== RECORDS SHOWN

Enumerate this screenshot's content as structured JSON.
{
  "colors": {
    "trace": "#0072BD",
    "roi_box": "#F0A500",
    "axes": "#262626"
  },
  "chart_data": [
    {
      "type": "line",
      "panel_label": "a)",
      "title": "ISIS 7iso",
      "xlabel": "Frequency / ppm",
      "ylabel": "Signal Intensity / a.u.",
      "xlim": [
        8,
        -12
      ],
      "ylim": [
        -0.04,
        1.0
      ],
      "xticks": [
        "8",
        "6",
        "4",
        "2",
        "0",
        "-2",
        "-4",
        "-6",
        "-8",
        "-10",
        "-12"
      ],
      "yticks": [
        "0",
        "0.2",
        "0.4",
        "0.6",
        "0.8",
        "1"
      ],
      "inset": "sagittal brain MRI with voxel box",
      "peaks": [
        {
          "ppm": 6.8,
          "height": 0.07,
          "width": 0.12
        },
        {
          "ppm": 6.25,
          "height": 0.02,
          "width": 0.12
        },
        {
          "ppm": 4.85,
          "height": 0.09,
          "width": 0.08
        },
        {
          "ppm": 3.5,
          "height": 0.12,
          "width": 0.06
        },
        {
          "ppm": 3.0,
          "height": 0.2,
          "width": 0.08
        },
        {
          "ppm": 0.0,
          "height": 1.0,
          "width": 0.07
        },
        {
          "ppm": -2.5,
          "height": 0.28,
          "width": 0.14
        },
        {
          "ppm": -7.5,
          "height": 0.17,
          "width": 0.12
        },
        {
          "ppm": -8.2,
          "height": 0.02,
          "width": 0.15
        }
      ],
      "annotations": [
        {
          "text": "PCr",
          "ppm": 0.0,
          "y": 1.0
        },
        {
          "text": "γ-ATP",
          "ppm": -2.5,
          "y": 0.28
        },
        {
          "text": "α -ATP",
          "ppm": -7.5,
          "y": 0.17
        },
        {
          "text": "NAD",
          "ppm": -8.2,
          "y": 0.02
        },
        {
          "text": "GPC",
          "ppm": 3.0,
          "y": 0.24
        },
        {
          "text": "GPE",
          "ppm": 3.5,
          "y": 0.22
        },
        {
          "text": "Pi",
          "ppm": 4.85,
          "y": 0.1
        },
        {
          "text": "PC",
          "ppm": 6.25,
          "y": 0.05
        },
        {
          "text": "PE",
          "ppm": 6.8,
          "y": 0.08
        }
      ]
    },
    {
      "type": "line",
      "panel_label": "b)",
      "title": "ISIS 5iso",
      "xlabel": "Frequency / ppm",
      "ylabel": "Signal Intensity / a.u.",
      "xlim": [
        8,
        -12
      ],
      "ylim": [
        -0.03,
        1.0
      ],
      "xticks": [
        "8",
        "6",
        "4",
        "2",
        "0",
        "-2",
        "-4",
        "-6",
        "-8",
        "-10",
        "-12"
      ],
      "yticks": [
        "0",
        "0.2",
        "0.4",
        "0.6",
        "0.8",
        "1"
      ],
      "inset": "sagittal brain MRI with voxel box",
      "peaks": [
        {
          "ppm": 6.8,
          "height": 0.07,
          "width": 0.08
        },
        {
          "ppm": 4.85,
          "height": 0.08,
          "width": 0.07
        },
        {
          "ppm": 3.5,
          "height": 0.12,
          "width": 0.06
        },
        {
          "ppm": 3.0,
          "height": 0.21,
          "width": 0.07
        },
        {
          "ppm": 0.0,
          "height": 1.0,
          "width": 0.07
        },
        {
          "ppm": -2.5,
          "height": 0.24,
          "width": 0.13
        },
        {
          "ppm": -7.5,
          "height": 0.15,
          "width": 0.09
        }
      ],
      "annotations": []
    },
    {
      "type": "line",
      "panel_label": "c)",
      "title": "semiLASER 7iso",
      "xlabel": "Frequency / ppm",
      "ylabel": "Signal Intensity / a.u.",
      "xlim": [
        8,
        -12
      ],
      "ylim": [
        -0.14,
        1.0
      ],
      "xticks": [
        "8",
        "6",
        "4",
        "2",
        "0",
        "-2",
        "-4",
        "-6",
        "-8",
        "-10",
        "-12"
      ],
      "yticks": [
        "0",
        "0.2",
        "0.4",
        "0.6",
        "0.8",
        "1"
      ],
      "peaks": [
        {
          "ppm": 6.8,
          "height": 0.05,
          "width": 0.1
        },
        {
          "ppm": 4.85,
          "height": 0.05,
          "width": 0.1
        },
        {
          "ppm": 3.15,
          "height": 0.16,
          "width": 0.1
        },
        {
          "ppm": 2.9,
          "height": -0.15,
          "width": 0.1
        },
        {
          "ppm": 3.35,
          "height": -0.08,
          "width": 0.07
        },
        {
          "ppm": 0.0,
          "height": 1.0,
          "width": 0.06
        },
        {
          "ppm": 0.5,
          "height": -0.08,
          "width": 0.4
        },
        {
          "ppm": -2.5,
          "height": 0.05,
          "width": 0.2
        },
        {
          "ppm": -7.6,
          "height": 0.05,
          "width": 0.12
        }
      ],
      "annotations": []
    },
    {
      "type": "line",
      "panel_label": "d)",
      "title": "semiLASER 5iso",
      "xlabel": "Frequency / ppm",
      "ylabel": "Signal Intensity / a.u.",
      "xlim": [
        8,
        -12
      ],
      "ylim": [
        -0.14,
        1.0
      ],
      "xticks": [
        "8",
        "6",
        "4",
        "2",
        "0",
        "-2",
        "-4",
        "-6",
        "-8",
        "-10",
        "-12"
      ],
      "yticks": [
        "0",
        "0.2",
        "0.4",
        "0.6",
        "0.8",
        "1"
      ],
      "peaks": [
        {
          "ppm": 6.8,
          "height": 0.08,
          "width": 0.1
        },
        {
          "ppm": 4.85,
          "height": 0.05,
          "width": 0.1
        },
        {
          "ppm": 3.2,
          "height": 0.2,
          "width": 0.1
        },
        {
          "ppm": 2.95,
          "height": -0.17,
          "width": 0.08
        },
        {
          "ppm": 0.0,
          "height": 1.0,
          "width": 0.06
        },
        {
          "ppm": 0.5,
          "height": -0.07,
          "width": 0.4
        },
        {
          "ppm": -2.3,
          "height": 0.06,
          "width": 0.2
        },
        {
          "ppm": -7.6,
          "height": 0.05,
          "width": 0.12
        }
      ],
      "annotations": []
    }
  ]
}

====

**WORK TO DO**
Exactly reproduce all of the entries.

**WRITTEN ANSWER**
Enumerate this screenshot's content as structured JSON.
{
  "colors": {
    "trace": "#0072BD",
    "roi_box": "#F0A500",
    "axes": "#262626"
  },
  "chart_data": [
    {
      "type": "line",
      "panel_label": "a)",
      "title": "ISIS 7iso",
      "xlabel": "Frequency / ppm",
      "ylabel": "Signal Intensity / a.u.",
      "xlim": [
        8,
        -12
      ],
      "ylim": [
        -0.04,
        1.0
      ],
      "xticks": [
        "8",
        "6",
        "4",
        "2",
        "0",
        "-2",
        "-4",
        "-6",
        "-8",
        "-10",
        "-12"
      ],
      "yticks": [
        "0",
        "0.2",
        "0.4",
        "0.6",
        "0.8",
        "1"
      ],
      "inset": "sagittal brain MRI with voxel box",
      "peaks": [
        {
          "ppm": 6.8,
          "height": 0.07,
          "width": 0.12
        },
        {
          "ppm": 6.25,
          "height": 0.02,
          "width": 0.12
        },
        {
          "ppm": 4.85,
          "height": 0.09,
          "width": 0.08
        },
        {
          "ppm": 3.5,
          "height": 0.12,
          "width": 0.06
        },
        {
          "ppm": 3.0,
          "height": 0.2,
          "width": 0.08
        },
        {
          "ppm": 0.0,
          "height": 1.0,
          "width": 0.07
        },
        {
          "ppm": -2.5,
          "height": 0.28,
          "width": 0.14
        },
        {
          "ppm": -7.5,
          "height": 0.17,
          "width": 0.12
        },
        {
          "ppm": -8.2,
          "height": 0.02,
          "width": 0.15
        }
      ],
      "annotations": [
        {
          "text": "PCr",
          "ppm": 0.0,
          "y": 1.0
        },
        {
          "text": "γ-ATP",
          "ppm": -2.5,
          "y": 0.28
        },
        {
          "text": "α -ATP",
          "ppm": -7.5,
          "y": 0.17
        },
        {
          "text": "NAD",
          "ppm": -8.2,
          "y": 0.02
        },
        {
          "text": "GPC",
          "ppm": 3.0,
          "y": 0.24
        },
        {
          "text": "GPE",
          "ppm": 3.5,
          "y": 0.22
        },
        {
          "text": "Pi",
          "ppm": 4.85,
          "y": 0.1
        },
        {
          "text": "PC",
          "ppm": 6.25,
          "y": 0.05
        },
        {
          "text": "PE",
          "ppm": 6.8,
          "y": 0.08
        }
      ]
    },
    {
      "type": "line",
      "panel_label": "b)",
      "title": "ISIS 5iso",
      "xlabel": "Frequency / ppm",
      "ylabel": "Signal Intensity / a.u.",
      "xlim": [
        8,
        -12
      ],
      "ylim": [
        -0.03,
        1.0
      ],
      "xticks": [
        "8",
        "6",
        "4",
        "2",
        "0",
        "-2",
        "-4",
        "-6",
        "-8",
        "-10",
        "-12"
      ],
      "yticks": [
        "0",
        "0.2",
        "0.4",
        "0.6",
        "0.8",
        "1"
      ],
      "inset": "sagittal brain MRI with voxel box",
      "peaks": [
        {
          "ppm": 6.8,
          "height": 0.07,
          "width": 0.08
        },
        {
          "ppm": 4.85,
          "height": 0.08,
          "width": 0.07
        },
        {
          "ppm": 3.5,
          "height": 0.12,
          "width": 0.06
        },
        {
          "ppm": 3.0,
          "height": 0.21,
          "width": 0.07
        },
        {
          "ppm": 0.0,
          "height": 1.0,
          "width": 0.07
        },
        {
          "ppm": -2.5,
          "height": 0.24,
          "width": 0.13
        },
        {
          "ppm": -7.5,
          "height": 0.15,
          "width": 0.09
        }
      ],
      "annotations": []
    },
    {
      "type": "line",
      "panel_label": "c)",
      "title": "semiLASER 7iso",
      "xlabel": "Frequency / ppm",
      "ylabel": "Signal Intensity / a.u.",
      "xlim": [
        8,
        -12
      ],
      "ylim": [
        -0.14,
        1.0
      ],
      "xticks": [
        "8",
        "6",
        "4",
        "2",
        "0",
        "-2",
        "-4",
        "-6",
        "-8",
        "-10",
        "-12"
      ],
      "yticks": [
        "0",
        "0.2",
        "0.4",
        "0.6",
        "0.8",
        "1"
      ],
      "peaks": [
        {
          "ppm": 6.8,
          "height": 0.05,
          "width": 0.1
        },
        {
          "ppm": 4.85,
          "height": 0.05,
          "width": 0.1
        },
        {
          "ppm": 3.15,
          "height": 0.16,
          "width": 0.1
        },
        {
          "ppm": 2.9,
          "height": -0.15,
          "width": 0.1
        },
        {
          "ppm": 3.35,
          "height": -0.08,
          "width": 0.07
        },
        {
          "ppm": 0.0,
          "height": 1.0,
          "width": 0.06
        },
        {
          "ppm": 0.5,
          "height": -0.08,
          "width": 0.4
        },
        {
          "ppm": -2.5,
          "height": 0.05,
          "width": 0.2
        },
        {
          "ppm": -7.6,
          "height": 0.05,
          "width": 0.12
        }
      ],
      "annotations": []
    },
    {
      "type": "line",
      "panel_label": "d)",
      "title": "semiLASER 5iso",
      "xlabel": "Frequency / ppm",
      "ylabel": "Signal Intensity / a.u.",
      "xlim": [
        8,
        -12
      ],
      "ylim": [
        -0.14,
        1.0
      ],
      "xticks": [
        "8",
        "6",
        "4",
        "2",
        "0",
        "-2",
        "-4",
        "-6",
        "-8",
        "-10",
        "-12"
      ],
      "yticks": [
        "0",
        "0.2",
        "0.4",
        "0.6",
        "0.8",
        "1"
      ],
      "peaks": [
        {
          "ppm": 6.8,
          "height": 0.08,
          "width": 0.1
        },
        {
          "ppm": 4.85,
          "height": 0.05,
          "width": 0.1
        },
        {
          "ppm": 3.2,
          "height": 0.2,
          "width": 0.1
        },
        {
          "ppm": 2.95,
          "height": -0.17,
          "width": 0.08
        },
        {
          "ppm": 0.0,
          "height": 1.0,
          "width": 0.06
        },
        {
          "ppm": 0.5,
          "height": -0.07,
          "width": 0.4
        },
        {
          "ppm": -2.3,
          "height": 0.06,
          "width": 0.2
        },
        {
          "ppm": -7.6,
          "height": 0.05,
          "width": 0.12
        }
      ],
      "annotations": []
    }
  ]
}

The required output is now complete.